* _Your task_: Find each line containing the string "Dave" and return it.

== The input ==

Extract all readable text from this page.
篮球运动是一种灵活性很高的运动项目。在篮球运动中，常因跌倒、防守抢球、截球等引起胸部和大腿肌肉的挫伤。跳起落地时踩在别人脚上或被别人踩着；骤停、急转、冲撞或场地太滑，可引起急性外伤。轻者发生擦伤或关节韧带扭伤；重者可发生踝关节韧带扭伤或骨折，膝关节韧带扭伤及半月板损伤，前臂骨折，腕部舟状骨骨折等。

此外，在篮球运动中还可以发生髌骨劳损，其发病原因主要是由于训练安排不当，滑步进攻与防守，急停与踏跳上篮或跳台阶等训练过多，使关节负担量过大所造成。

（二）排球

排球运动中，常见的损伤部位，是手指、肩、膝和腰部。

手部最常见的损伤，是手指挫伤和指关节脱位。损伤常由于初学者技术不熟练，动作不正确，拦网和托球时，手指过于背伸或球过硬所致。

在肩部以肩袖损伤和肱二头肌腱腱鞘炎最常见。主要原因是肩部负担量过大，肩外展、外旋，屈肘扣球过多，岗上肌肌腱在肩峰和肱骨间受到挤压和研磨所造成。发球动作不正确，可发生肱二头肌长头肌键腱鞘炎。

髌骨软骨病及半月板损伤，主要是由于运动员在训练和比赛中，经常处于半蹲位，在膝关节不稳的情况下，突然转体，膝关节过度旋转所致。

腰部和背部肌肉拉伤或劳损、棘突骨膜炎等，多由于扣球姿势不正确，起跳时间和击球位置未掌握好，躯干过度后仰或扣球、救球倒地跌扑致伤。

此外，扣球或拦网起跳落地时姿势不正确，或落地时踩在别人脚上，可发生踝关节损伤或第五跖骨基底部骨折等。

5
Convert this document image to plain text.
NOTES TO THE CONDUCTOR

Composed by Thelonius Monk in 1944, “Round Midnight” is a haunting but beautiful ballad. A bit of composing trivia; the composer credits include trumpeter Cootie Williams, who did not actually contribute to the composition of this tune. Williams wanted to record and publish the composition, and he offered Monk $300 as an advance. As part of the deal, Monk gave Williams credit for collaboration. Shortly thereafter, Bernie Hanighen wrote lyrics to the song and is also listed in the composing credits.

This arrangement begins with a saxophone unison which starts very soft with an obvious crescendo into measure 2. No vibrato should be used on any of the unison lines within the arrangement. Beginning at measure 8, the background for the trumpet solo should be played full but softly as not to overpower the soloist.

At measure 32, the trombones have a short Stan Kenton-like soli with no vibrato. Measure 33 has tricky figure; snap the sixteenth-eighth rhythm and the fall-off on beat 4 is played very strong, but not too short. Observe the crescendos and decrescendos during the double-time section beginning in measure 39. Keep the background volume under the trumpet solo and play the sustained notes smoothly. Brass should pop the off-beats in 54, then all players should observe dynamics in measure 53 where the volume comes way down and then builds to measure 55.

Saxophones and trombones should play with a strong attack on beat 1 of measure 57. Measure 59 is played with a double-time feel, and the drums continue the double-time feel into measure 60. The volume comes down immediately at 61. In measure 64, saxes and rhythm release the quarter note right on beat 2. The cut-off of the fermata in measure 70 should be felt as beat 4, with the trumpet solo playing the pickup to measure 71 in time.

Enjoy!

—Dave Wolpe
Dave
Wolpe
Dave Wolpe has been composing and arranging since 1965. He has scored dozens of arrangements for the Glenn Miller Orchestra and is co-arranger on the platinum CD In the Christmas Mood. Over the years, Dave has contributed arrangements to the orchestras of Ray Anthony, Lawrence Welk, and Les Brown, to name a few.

===

* _Output for this exercise_:
—Dave Wolpe
Dave
Dave Wolpe has been composing and arranging since 1965. He has scored dozens of arrangements for the Glenn Miller Orchestra and is co-arranger on the platinum CD In the Christmas Mood. Over the years, Dave has contributed arrangements to the orchestras of Ray Anthony, Lawrence Welk, and Les Brown, to name a few.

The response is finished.